• _Given task_
Count the lines in the listing below that contain the string "Important", and reply with the number alone.

------------

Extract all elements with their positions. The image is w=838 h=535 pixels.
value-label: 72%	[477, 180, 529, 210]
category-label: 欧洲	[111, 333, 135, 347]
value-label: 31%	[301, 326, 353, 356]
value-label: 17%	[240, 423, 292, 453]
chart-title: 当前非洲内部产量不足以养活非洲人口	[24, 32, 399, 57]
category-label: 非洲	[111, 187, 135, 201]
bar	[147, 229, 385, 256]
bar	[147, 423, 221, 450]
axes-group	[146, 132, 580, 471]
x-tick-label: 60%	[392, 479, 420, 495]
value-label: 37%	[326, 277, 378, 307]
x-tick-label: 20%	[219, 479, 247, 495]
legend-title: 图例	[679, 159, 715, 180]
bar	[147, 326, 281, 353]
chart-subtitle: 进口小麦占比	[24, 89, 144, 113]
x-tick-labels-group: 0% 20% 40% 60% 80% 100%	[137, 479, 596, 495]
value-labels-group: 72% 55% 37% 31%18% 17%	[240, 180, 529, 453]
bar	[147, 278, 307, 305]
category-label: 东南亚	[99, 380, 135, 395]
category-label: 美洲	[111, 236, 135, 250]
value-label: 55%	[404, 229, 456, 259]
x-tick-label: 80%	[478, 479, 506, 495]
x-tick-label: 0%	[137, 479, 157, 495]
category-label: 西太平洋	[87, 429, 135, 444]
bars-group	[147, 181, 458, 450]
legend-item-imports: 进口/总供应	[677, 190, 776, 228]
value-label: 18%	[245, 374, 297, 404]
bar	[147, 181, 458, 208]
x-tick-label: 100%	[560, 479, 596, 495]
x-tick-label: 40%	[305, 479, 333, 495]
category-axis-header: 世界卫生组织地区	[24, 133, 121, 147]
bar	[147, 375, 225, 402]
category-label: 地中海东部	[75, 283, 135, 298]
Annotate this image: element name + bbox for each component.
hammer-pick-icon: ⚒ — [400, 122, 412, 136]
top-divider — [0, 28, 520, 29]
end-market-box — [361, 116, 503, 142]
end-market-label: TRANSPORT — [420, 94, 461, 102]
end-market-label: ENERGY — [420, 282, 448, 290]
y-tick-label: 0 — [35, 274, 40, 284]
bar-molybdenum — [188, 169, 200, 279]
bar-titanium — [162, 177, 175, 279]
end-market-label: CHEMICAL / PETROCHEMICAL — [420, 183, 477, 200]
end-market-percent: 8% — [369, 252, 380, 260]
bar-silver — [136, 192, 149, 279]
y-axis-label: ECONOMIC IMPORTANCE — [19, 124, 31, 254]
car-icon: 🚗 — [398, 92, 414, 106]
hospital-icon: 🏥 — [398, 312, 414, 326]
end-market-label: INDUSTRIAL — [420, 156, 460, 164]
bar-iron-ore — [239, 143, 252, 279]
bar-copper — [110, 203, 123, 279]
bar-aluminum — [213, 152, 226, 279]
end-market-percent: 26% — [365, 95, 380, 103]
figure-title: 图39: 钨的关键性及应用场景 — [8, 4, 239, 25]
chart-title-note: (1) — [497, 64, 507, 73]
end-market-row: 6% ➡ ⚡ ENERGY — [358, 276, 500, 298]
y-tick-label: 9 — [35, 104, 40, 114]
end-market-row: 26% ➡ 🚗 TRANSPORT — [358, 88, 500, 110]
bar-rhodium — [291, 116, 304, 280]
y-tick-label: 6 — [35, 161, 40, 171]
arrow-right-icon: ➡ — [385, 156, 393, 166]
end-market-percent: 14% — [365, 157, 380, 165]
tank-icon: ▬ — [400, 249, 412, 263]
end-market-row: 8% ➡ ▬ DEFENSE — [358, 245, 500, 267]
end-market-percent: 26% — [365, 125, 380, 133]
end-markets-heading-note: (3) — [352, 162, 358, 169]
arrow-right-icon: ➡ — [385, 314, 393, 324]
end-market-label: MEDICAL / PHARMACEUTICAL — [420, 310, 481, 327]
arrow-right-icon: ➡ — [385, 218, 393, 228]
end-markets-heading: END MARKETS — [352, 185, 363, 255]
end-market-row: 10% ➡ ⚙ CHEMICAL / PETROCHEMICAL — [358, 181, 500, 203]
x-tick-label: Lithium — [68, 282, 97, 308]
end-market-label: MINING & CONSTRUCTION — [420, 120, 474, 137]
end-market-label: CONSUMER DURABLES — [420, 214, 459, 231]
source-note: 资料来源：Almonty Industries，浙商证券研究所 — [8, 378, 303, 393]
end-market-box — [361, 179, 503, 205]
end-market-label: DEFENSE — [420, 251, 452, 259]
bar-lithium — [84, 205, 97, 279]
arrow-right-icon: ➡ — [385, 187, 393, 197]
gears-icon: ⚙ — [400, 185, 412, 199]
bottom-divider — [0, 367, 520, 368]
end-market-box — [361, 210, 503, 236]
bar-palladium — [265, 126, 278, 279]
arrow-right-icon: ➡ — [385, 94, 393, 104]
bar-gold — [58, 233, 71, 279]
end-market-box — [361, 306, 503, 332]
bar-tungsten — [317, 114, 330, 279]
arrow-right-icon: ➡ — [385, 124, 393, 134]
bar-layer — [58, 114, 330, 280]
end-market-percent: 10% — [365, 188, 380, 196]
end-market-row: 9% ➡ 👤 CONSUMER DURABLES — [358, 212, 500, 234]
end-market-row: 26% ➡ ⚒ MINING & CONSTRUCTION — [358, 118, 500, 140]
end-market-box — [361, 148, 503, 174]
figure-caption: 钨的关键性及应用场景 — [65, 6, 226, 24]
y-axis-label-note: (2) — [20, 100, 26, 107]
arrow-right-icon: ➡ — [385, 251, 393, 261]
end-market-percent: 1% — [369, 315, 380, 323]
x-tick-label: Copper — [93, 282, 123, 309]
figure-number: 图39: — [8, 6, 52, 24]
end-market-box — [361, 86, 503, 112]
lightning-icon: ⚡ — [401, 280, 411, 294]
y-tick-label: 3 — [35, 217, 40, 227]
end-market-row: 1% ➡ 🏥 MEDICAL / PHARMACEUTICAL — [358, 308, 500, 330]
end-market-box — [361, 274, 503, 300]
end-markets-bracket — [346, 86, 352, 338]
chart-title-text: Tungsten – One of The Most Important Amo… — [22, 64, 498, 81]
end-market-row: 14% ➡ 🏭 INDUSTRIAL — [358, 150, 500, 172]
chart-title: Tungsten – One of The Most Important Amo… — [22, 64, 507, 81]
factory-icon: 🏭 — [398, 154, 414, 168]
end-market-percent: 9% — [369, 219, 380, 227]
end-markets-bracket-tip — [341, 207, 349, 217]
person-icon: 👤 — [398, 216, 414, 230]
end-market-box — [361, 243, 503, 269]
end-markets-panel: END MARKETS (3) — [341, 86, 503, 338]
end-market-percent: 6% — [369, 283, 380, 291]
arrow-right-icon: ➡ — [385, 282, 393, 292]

------------

• _Answer below_
2